Copy out, word for word, the records from the first line through the line containing "volume-bars-up (3, 726, 933, 778)", including both of those lines.

[Spatial layout entries]
--------------------

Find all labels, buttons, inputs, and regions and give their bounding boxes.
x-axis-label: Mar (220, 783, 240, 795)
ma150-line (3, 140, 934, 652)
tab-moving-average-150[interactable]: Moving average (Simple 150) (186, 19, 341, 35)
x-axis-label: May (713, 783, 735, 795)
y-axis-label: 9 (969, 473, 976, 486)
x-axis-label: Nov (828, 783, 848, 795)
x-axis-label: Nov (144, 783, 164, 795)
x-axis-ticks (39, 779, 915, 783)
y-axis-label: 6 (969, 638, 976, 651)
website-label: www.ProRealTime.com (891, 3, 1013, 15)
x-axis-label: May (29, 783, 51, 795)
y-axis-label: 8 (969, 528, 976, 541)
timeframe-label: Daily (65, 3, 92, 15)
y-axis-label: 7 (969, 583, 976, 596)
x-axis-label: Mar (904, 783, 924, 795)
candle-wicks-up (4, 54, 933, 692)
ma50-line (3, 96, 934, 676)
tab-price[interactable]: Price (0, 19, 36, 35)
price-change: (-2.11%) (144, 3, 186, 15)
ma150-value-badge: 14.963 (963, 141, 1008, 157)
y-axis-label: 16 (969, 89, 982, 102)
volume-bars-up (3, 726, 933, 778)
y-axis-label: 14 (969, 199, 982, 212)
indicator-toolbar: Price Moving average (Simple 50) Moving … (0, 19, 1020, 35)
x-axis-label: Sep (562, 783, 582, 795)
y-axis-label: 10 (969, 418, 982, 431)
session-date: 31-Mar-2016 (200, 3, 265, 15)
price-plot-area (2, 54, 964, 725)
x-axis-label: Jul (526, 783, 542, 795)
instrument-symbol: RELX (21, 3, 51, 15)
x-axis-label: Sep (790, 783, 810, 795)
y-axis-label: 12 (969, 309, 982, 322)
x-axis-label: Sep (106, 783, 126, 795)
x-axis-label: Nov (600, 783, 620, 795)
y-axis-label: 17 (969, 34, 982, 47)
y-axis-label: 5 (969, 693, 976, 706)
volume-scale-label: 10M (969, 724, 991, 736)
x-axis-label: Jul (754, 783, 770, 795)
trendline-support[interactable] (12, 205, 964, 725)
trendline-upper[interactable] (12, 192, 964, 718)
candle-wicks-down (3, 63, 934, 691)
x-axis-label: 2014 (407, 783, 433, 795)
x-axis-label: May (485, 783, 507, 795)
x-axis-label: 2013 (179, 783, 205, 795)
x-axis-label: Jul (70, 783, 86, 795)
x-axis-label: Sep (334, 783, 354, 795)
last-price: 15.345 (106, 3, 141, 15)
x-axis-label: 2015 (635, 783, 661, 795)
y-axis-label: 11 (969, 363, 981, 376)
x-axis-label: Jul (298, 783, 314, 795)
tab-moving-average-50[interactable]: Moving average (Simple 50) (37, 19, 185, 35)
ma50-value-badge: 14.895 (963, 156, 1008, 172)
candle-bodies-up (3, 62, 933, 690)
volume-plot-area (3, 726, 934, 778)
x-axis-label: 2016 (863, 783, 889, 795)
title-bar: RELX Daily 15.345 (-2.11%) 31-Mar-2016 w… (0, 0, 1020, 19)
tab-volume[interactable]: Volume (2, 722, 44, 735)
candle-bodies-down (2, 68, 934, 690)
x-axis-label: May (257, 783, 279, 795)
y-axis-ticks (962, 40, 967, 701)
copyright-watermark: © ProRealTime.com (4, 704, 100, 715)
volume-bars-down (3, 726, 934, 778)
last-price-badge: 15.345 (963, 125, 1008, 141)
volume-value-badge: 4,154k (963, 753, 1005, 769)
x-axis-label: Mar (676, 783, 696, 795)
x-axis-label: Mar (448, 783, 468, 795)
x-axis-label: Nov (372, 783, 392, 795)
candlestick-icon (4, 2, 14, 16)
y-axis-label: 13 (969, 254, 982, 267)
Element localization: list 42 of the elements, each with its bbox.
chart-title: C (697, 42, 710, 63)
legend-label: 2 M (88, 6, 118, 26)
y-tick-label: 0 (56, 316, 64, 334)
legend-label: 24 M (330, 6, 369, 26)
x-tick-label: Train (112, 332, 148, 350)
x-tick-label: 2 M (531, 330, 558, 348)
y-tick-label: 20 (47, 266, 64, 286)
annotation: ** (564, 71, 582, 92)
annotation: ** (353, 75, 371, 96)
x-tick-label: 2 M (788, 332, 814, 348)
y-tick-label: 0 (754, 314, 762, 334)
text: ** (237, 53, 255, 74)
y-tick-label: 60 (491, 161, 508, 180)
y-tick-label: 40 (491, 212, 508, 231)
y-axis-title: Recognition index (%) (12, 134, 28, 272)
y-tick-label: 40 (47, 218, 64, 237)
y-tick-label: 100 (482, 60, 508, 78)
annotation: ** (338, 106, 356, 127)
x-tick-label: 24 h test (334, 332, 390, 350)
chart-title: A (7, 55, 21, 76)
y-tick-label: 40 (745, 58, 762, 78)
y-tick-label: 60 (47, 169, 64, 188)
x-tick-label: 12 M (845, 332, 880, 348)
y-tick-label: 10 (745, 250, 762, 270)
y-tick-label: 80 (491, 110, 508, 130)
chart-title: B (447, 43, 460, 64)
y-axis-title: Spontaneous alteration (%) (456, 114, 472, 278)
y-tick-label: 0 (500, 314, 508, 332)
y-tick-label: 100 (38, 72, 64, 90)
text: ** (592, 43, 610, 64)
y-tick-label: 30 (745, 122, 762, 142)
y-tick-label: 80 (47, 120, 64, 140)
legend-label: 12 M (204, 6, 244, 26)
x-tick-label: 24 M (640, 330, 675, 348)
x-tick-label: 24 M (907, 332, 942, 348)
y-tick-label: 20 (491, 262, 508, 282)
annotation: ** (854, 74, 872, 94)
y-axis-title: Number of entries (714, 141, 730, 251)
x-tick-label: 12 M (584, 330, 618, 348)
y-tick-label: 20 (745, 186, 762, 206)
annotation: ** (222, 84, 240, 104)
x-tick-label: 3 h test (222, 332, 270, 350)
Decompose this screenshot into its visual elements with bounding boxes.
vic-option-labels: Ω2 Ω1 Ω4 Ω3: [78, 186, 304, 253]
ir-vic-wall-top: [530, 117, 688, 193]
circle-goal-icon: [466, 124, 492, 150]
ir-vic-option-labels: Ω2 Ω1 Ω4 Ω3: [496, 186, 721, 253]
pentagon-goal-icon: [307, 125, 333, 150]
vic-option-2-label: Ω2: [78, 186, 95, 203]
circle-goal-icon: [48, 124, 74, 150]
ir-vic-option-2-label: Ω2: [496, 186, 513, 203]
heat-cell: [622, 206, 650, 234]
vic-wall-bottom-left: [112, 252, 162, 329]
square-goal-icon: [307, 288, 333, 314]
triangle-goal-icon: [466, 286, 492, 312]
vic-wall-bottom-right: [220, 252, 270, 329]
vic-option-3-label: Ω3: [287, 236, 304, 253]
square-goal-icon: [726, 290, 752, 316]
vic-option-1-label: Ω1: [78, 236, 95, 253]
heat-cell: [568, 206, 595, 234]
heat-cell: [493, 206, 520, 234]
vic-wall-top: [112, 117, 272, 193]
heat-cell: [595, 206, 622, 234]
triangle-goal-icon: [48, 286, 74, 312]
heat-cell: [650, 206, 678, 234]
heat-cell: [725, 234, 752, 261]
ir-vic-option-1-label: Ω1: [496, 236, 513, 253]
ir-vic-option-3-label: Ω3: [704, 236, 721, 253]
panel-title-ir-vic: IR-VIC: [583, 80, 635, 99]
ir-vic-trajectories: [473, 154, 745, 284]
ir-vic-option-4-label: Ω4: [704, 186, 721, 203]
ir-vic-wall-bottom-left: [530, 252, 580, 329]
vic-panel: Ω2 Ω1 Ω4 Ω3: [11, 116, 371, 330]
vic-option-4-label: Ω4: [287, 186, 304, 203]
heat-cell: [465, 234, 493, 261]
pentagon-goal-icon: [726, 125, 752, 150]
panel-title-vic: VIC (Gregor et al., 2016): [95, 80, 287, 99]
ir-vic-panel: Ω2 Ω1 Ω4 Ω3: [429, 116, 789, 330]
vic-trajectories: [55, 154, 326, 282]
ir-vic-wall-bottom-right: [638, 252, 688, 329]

--------------------

• [CORRECT OUTPUT]
Find all labels, buttons, inputs, and regions and give their bounding boxes.
x-axis-label: Mar (220, 783, 240, 795)
ma150-line (3, 140, 934, 652)
tab-moving-average-150[interactable]: Moving average (Simple 150) (186, 19, 341, 35)
x-axis-label: May (713, 783, 735, 795)
y-axis-label: 9 (969, 473, 976, 486)
x-axis-label: Nov (828, 783, 848, 795)
x-axis-label: Nov (144, 783, 164, 795)
x-axis-ticks (39, 779, 915, 783)
y-axis-label: 6 (969, 638, 976, 651)
website-label: www.ProRealTime.com (891, 3, 1013, 15)
x-axis-label: May (29, 783, 51, 795)
y-axis-label: 8 (969, 528, 976, 541)
timeframe-label: Daily (65, 3, 92, 15)
y-axis-label: 7 (969, 583, 976, 596)
x-axis-label: Mar (904, 783, 924, 795)
candle-wicks-up (4, 54, 933, 692)
ma50-line (3, 96, 934, 676)
tab-price[interactable]: Price (0, 19, 36, 35)
price-change: (-2.11%) (144, 3, 186, 15)
ma150-value-badge: 14.963 (963, 141, 1008, 157)
y-axis-label: 16 (969, 89, 982, 102)
volume-bars-up (3, 726, 933, 778)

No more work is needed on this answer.